> [DATASET RECORDS]:
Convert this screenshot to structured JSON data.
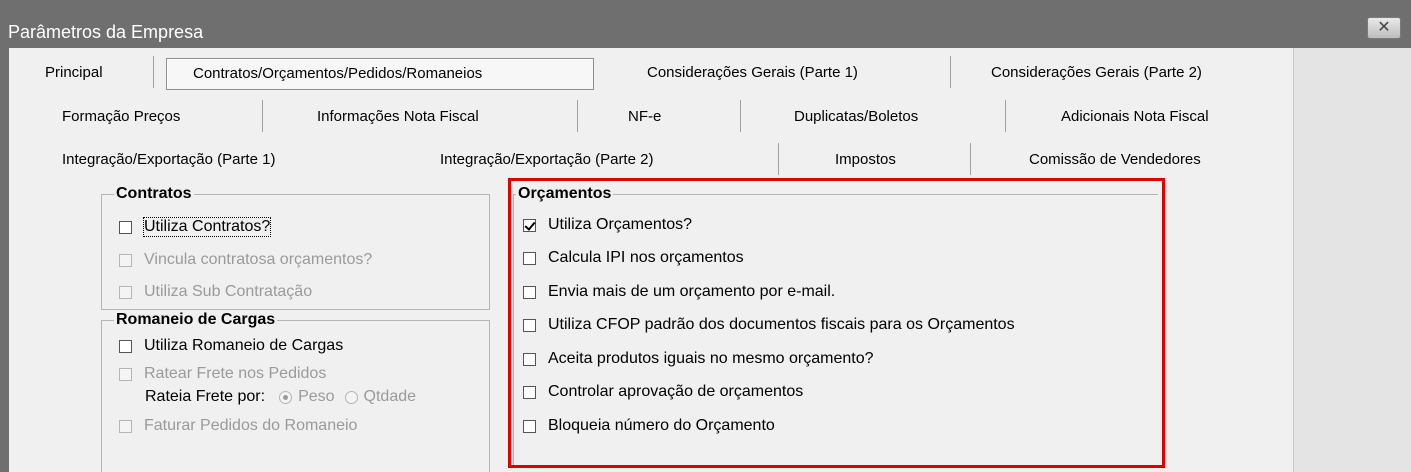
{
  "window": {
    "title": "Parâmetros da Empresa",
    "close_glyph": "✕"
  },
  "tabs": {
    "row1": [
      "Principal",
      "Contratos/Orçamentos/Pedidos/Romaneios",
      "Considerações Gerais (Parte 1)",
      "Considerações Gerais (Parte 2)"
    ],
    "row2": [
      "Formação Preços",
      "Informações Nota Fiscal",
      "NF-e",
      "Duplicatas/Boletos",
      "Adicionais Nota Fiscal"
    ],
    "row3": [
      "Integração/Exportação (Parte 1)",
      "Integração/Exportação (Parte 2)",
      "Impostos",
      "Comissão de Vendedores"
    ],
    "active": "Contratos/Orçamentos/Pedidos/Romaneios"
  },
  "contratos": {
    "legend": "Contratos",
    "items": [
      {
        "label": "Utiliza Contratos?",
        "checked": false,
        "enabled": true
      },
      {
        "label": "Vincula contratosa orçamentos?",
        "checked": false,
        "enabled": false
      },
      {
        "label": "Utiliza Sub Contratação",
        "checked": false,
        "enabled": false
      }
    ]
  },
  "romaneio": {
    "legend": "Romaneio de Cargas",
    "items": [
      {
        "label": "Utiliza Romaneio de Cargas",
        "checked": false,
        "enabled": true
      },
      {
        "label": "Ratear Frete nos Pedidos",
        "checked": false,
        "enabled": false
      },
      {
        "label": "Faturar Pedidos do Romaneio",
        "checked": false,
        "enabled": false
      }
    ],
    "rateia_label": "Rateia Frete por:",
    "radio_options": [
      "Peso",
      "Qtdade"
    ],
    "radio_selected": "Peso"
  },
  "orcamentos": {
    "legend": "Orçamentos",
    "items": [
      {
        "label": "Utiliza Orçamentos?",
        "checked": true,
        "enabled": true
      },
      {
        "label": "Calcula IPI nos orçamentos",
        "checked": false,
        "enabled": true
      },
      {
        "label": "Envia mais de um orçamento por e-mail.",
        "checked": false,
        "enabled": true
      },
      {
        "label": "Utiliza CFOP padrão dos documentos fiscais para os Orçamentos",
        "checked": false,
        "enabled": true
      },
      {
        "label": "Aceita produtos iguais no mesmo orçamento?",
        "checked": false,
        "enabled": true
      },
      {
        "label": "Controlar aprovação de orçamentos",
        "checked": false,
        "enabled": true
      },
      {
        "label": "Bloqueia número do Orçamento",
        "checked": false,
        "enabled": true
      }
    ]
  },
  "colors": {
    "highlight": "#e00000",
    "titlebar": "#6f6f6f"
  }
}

> [PROBLEM DESCRIPTION]:
Identify all lines in the records above with the word "Romaneios".

> [SOLUTION TO THIS TASK]:
      "Contratos/Orçamentos/Pedidos/Romaneios",
    "active": "Contratos/Orçamentos/Pedidos/Romaneios"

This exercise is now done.